[Records]

────────────────────────────────────────

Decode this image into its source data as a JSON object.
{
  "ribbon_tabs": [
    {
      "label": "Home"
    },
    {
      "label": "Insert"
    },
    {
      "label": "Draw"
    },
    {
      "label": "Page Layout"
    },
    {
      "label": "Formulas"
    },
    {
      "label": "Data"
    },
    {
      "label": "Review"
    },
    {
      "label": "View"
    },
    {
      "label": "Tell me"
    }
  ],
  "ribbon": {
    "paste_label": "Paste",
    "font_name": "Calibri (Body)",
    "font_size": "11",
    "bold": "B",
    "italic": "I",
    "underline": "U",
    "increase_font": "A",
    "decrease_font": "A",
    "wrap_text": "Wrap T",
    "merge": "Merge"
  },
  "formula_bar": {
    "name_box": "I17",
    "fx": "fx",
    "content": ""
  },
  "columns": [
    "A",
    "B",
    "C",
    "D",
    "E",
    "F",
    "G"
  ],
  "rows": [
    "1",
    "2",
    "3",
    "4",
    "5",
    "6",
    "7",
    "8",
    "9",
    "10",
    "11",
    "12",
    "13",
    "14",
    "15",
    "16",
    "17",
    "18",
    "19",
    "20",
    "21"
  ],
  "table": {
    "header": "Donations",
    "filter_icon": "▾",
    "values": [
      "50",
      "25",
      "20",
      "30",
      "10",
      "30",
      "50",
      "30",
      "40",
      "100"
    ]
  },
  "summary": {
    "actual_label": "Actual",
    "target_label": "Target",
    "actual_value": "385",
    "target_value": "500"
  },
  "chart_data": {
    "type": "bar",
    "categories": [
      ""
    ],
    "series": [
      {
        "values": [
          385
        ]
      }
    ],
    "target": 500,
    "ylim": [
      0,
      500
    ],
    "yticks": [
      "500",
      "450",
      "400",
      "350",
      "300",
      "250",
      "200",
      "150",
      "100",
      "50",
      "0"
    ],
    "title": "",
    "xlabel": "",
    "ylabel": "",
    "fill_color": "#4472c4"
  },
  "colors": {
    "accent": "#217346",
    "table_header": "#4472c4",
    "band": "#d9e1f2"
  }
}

────────────────────────────────────────

Set down each entry again, unchanged.

[FULL RESPONSE]
Decode this image into its source data as a JSON object.
{
  "ribbon_tabs": [
    {
      "label": "Home"
    },
    {
      "label": "Insert"
    },
    {
      "label": "Draw"
    },
    {
      "label": "Page Layout"
    },
    {
      "label": "Formulas"
    },
    {
      "label": "Data"
    },
    {
      "label": "Review"
    },
    {
      "label": "View"
    },
    {
      "label": "Tell me"
    }
  ],
  "ribbon": {
    "paste_label": "Paste",
    "font_name": "Calibri (Body)",
    "font_size": "11",
    "bold": "B",
    "italic": "I",
    "underline": "U",
    "increase_font": "A",
    "decrease_font": "A",
    "wrap_text": "Wrap T",
    "merge": "Merge"
  },
  "formula_bar": {
    "name_box": "I17",
    "fx": "fx",
    "content": ""
  },
  "columns": [
    "A",
    "B",
    "C",
    "D",
    "E",
    "F",
    "G"
  ],
  "rows": [
    "1",
    "2",
    "3",
    "4",
    "5",
    "6",
    "7",
    "8",
    "9",
    "10",
    "11",
    "12",
    "13",
    "14",
    "15",
    "16",
    "17",
    "18",
    "19",
    "20",
    "21"
  ],
  "table": {
    "header": "Donations",
    "filter_icon": "▾",
    "values": [
      "50",
      "25",
      "20",
      "30",
      "10",
      "30",
      "50",
      "30",
      "40",
      "100"
    ]
  },
  "summary": {
    "actual_label": "Actual",
    "target_label": "Target",
    "actual_value": "385",
    "target_value": "500"
  },
  "chart_data": {
    "type": "bar",
    "categories": [
      ""
    ],
    "series": [
      {
        "values": [
          385
        ]
      }
    ],
    "target": 500,
    "ylim": [
      0,
      500
    ],
    "yticks": [
      "500",
      "450",
      "400",
      "350",
      "300",
      "250",
      "200",
      "150",
      "100",
      "50",
      "0"
    ],
    "title": "",
    "xlabel": "",
    "ylabel": "",
    "fill_color": "#4472c4"
  },
  "colors": {
    "accent": "#217346",
    "table_header": "#4472c4",
    "band": "#d9e1f2"
  }
}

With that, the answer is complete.